▸ TASK DESCRIPTION: Repeat the whole of the data, keeping every detail the same.

________

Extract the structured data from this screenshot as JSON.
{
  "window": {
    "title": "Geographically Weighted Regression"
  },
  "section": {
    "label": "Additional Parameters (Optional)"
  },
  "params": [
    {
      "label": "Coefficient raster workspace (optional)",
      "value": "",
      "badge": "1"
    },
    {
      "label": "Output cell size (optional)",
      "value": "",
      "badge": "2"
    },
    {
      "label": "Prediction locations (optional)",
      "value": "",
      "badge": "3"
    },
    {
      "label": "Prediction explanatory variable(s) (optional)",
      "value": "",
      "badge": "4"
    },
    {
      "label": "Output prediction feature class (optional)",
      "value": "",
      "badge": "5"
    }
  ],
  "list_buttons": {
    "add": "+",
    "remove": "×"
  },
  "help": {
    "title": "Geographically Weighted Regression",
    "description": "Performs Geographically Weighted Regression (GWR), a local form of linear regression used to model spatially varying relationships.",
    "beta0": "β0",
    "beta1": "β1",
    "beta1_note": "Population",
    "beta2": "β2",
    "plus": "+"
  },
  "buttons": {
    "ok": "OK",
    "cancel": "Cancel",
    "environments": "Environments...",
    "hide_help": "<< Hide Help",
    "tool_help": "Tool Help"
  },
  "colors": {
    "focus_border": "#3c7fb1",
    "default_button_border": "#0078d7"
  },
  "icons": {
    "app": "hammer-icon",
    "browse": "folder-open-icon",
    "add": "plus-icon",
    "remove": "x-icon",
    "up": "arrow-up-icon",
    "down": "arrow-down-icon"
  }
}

________

▸ TASK ANSWER:
Extract the structured data from this screenshot as JSON.
{
  "window": {
    "title": "Geographically Weighted Regression"
  },
  "section": {
    "label": "Additional Parameters (Optional)"
  },
  "params": [
    {
      "label": "Coefficient raster workspace (optional)",
      "value": "",
      "badge": "1"
    },
    {
      "label": "Output cell size (optional)",
      "value": "",
      "badge": "2"
    },
    {
      "label": "Prediction locations (optional)",
      "value": "",
      "badge": "3"
    },
    {
      "label": "Prediction explanatory variable(s) (optional)",
      "value": "",
      "badge": "4"
    },
    {
      "label": "Output prediction feature class (optional)",
      "value": "",
      "badge": "5"
    }
  ],
  "list_buttons": {
    "add": "+",
    "remove": "×"
  },
  "help": {
    "title": "Geographically Weighted Regression",
    "description": "Performs Geographically Weighted Regression (GWR), a local form of linear regression used to model spatially varying relationships.",
    "beta0": "β0",
    "beta1": "β1",
    "beta1_note": "Population",
    "beta2": "β2",
    "plus": "+"
  },
  "buttons": {
    "ok": "OK",
    "cancel": "Cancel",
    "environments": "Environments...",
    "hide_help": "<< Hide Help",
    "tool_help": "Tool Help"
  },
  "colors": {
    "focus_border": "#3c7fb1",
    "default_button_border": "#0078d7"
  },
  "icons": {
    "app": "hammer-icon",
    "browse": "folder-open-icon",
    "add": "plus-icon",
    "remove": "x-icon",
    "up": "arrow-up-icon",
    "down": "arrow-down-icon"
  }
}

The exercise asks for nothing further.